INSTRUCTION: An exact copy of all the data is required, with pictures left out.
___ EXCERPTED DATA ___
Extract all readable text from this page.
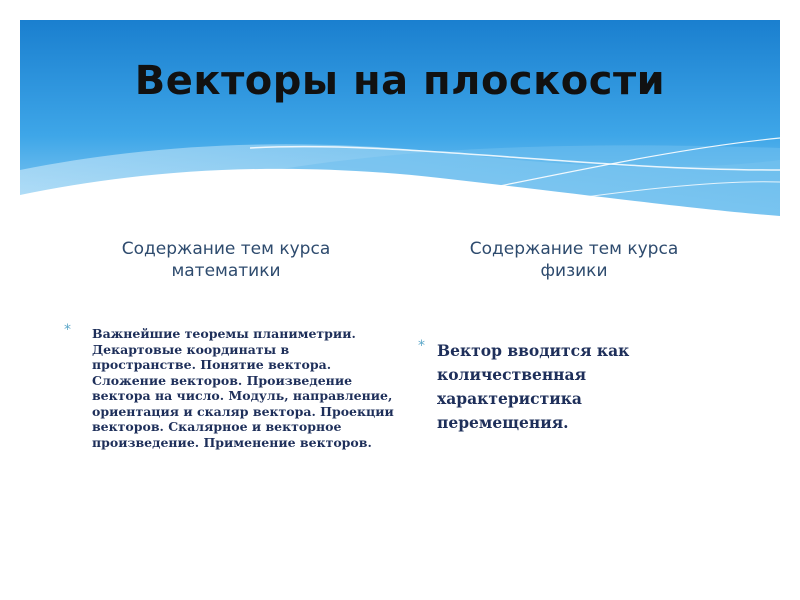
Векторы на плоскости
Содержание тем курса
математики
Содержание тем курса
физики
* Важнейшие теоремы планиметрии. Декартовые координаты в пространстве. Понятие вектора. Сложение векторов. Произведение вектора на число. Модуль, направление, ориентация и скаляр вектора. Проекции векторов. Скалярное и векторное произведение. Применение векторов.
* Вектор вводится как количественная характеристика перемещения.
___
THE COMPLETED TASK:
Extract all readable text from this page.
Векторы на плоскости
Содержание тем курса
математики
Содержание тем курса
физики
* Важнейшие теоремы планиметрии. Декартовые координаты в пространстве. Понятие вектора. Сложение векторов. Произведение вектора на число. Модуль, направление, ориентация и скаляр вектора. Проекции векторов. Скалярное и векторное произведение. Применение векторов.
* Вектор вводится как количественная характеристика перемещения.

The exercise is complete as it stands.